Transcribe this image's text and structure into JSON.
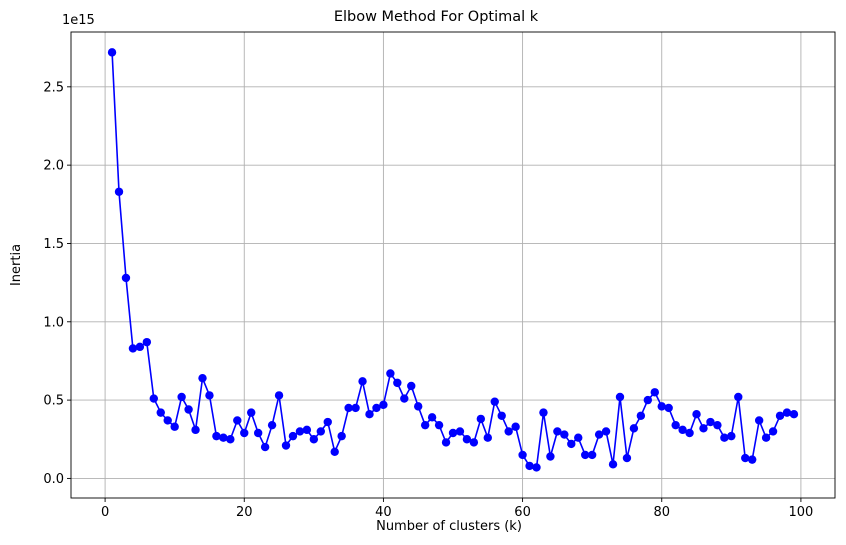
{
  "chart_data": {
    "type": "line",
    "title": "Elbow Method For Optimal k",
    "xlabel": "Number of clusters (k)",
    "ylabel": "Inertia",
    "y_offset_label": "1e15",
    "xlim": [
      -4.9,
      104.9
    ],
    "ylim": [
      -0.125,
      2.85
    ],
    "xticks": [
      0,
      20,
      40,
      60,
      80,
      100
    ],
    "xtick_labels": [
      "0",
      "20",
      "40",
      "60",
      "80",
      "100"
    ],
    "yticks": [
      0.0,
      0.5,
      1.0,
      1.5,
      2.0,
      2.5
    ],
    "ytick_labels": [
      "0.0",
      "0.5",
      "1.0",
      "1.5",
      "2.0",
      "2.5"
    ],
    "grid": true,
    "color": "#0000ff",
    "marker": "circle",
    "series": [
      {
        "x": [
          1,
          2,
          3,
          4,
          5,
          6,
          7,
          8,
          9,
          10,
          11,
          12,
          13,
          14,
          15,
          16,
          17,
          18,
          19,
          20,
          21,
          22,
          23,
          24,
          25,
          26,
          27,
          28,
          29,
          30,
          31,
          32,
          33,
          34,
          35,
          36,
          37,
          38,
          39,
          40,
          41,
          42,
          43,
          44,
          45,
          46,
          47,
          48,
          49,
          50,
          51,
          52,
          53,
          54,
          55,
          56,
          57,
          58,
          59,
          60,
          61,
          62,
          63,
          64,
          65,
          66,
          67,
          68,
          69,
          70,
          71,
          72,
          73,
          74,
          75,
          76,
          77,
          78,
          79,
          80,
          81,
          82,
          83,
          84,
          85,
          86,
          87,
          88,
          89,
          90,
          91,
          92,
          93,
          94,
          95,
          96,
          97,
          98,
          99
        ],
        "values": [
          2.72,
          1.83,
          1.28,
          0.83,
          0.84,
          0.87,
          0.51,
          0.42,
          0.37,
          0.33,
          0.52,
          0.44,
          0.31,
          0.64,
          0.53,
          0.27,
          0.26,
          0.25,
          0.37,
          0.29,
          0.42,
          0.29,
          0.2,
          0.34,
          0.53,
          0.21,
          0.27,
          0.3,
          0.31,
          0.25,
          0.3,
          0.36,
          0.17,
          0.27,
          0.45,
          0.45,
          0.62,
          0.41,
          0.45,
          0.47,
          0.67,
          0.61,
          0.51,
          0.59,
          0.46,
          0.34,
          0.39,
          0.34,
          0.23,
          0.29,
          0.3,
          0.25,
          0.23,
          0.38,
          0.26,
          0.49,
          0.4,
          0.3,
          0.33,
          0.15,
          0.08,
          0.07,
          0.42,
          0.14,
          0.3,
          0.28,
          0.22,
          0.26,
          0.15,
          0.15,
          0.28,
          0.3,
          0.09,
          0.52,
          0.13,
          0.32,
          0.4,
          0.5,
          0.55,
          0.46,
          0.45,
          0.34,
          0.31,
          0.29,
          0.41,
          0.32,
          0.36,
          0.34,
          0.26,
          0.27,
          0.52,
          0.13,
          0.12,
          0.37,
          0.26,
          0.3,
          0.4,
          0.42,
          0.41
        ]
      }
    ]
  }
}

======

**REQUEST**
Leave images out of the retyped records; keep all else exact.

**ANSWER TO THE PROBLEM**
Transcribe this image's text and structure into JSON.
{
  "chart_data": {
    "type": "line",
    "title": "Elbow Method For Optimal k",
    "xlabel": "Number of clusters (k)",
    "ylabel": "Inertia",
    "y_offset_label": "1e15",
    "xlim": [
      -4.9,
      104.9
    ],
    "ylim": [
      -0.125,
      2.85
    ],
    "xticks": [
      0,
      20,
      40,
      60,
      80,
      100
    ],
    "xtick_labels": [
      "0",
      "20",
      "40",
      "60",
      "80",
      "100"
    ],
    "yticks": [
      0.0,
      0.5,
      1.0,
      1.5,
      2.0,
      2.5
    ],
    "ytick_labels": [
      "0.0",
      "0.5",
      "1.0",
      "1.5",
      "2.0",
      "2.5"
    ],
    "grid": true,
    "color": "#0000ff",
    "marker": "circle",
    "series": [
      {
        "x": [
          1,
          2,
          3,
          4,
          5,
          6,
          7,
          8,
          9,
          10,
          11,
          12,
          13,
          14,
          15,
          16,
          17,
          18,
          19,
          20,
          21,
          22,
          23,
          24,
          25,
          26,
          27,
          28,
          29,
          30,
          31,
          32,
          33,
          34,
          35,
          36,
          37,
          38,
          39,
          40,
          41,
          42,
          43,
          44,
          45,
          46,
          47,
          48,
          49,
          50,
          51,
          52,
          53,
          54,
          55,
          56,
          57,
          58,
          59,
          60,
          61,
          62,
          63,
          64,
          65,
          66,
          67,
          68,
          69,
          70,
          71,
          72,
          73,
          74,
          75,
          76,
          77,
          78,
          79,
          80,
          81,
          82,
          83,
          84,
          85,
          86,
          87,
          88,
          89,
          90,
          91,
          92,
          93,
          94,
          95,
          96,
          97,
          98,
          99
        ],
        "values": [
          2.72,
          1.83,
          1.28,
          0.83,
          0.84,
          0.87,
          0.51,
          0.42,
          0.37,
          0.33,
          0.52,
          0.44,
          0.31,
          0.64,
          0.53,
          0.27,
          0.26,
          0.25,
          0.37,
          0.29,
          0.42,
          0.29,
          0.2,
          0.34,
          0.53,
          0.21,
          0.27,
          0.3,
          0.31,
          0.25,
          0.3,
          0.36,
          0.17,
          0.27,
          0.45,
          0.45,
          0.62,
          0.41,
          0.45,
          0.47,
          0.67,
          0.61,
          0.51,
          0.59,
          0.46,
          0.34,
          0.39,
          0.34,
          0.23,
          0.29,
          0.3,
          0.25,
          0.23,
          0.38,
          0.26,
          0.49,
          0.4,
          0.3,
          0.33,
          0.15,
          0.08,
          0.07,
          0.42,
          0.14,
          0.3,
          0.28,
          0.22,
          0.26,
          0.15,
          0.15,
          0.28,
          0.3,
          0.09,
          0.52,
          0.13,
          0.32,
          0.4,
          0.5,
          0.55,
          0.46,
          0.45,
          0.34,
          0.31,
          0.29,
          0.41,
          0.32,
          0.36,
          0.34,
          0.26,
          0.27,
          0.52,
          0.13,
          0.12,
          0.37,
          0.26,
          0.3,
          0.4,
          0.42,
          0.41
        ]
      }
    ]
  }
}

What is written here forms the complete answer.